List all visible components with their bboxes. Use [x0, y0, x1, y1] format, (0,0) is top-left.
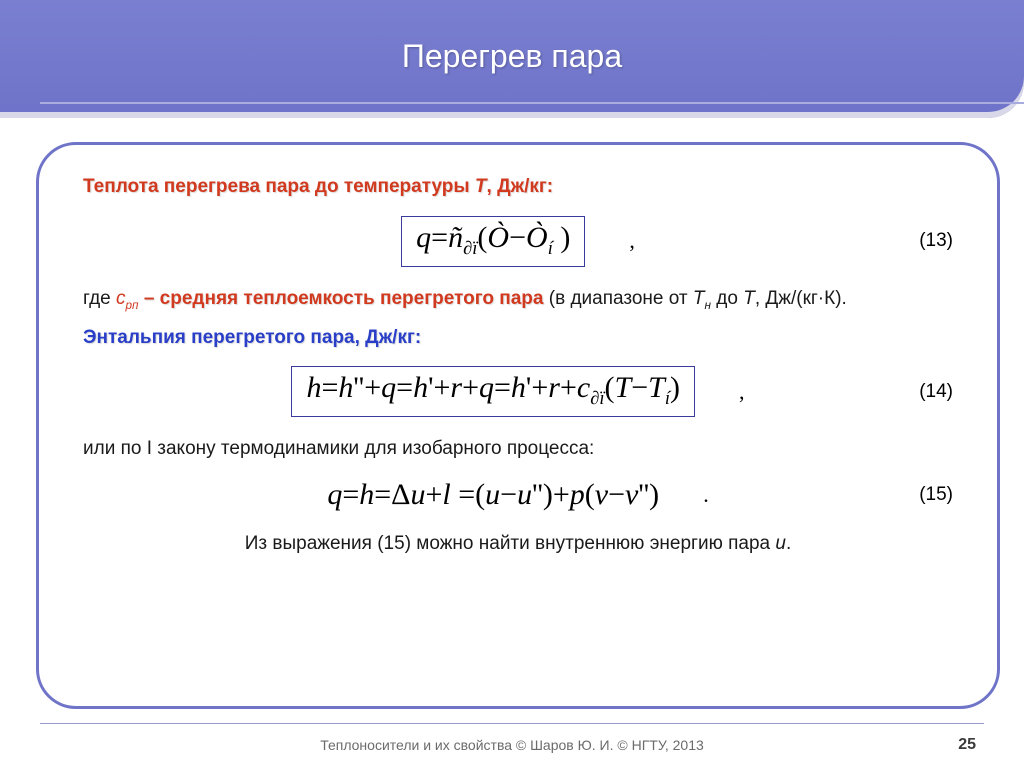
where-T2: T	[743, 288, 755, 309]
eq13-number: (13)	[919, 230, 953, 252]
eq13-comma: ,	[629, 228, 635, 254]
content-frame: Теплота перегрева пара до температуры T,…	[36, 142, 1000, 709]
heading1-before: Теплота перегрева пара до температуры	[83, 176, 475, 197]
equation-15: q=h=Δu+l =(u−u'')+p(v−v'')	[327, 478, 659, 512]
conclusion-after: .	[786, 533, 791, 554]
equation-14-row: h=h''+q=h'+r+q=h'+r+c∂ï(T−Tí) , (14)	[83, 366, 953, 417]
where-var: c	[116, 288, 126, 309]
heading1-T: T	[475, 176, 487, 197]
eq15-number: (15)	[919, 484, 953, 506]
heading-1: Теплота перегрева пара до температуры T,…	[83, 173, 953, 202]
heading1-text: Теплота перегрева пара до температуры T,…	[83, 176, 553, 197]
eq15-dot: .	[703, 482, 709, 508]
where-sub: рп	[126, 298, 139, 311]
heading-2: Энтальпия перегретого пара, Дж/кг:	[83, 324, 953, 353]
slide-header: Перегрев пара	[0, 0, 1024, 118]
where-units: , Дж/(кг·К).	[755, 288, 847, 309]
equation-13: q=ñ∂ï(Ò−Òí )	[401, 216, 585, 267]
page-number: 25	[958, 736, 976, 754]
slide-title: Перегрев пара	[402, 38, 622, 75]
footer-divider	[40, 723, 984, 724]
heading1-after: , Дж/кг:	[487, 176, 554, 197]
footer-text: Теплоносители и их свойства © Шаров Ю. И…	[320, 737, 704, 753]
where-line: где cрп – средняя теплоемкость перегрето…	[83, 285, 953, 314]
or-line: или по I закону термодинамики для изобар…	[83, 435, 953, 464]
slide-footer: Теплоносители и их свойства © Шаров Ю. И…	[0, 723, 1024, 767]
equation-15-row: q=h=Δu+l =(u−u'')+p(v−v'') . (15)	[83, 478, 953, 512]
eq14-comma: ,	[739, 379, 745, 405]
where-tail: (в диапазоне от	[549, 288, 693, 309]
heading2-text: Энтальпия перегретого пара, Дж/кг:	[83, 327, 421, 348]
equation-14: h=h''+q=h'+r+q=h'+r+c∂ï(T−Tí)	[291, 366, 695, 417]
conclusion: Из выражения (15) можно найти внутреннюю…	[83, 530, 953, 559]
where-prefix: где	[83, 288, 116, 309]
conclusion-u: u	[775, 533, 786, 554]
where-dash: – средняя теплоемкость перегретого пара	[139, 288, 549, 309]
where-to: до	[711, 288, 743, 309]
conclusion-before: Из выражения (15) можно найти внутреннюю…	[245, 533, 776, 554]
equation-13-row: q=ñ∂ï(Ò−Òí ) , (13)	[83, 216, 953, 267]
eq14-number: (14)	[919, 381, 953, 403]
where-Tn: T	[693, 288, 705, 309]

= = = =

__TASK DIRECTIONS__: Find each line in the entries above that contains the string "средняя" and copy it out. Treat uppercase and lowercase as different.

__THE SOLUTION__:
where-line: где cрп – средняя теплоемкость перегрето…	[83, 285, 953, 314]
where-dash: – средняя теплоемкость перегретого пара	[139, 288, 549, 309]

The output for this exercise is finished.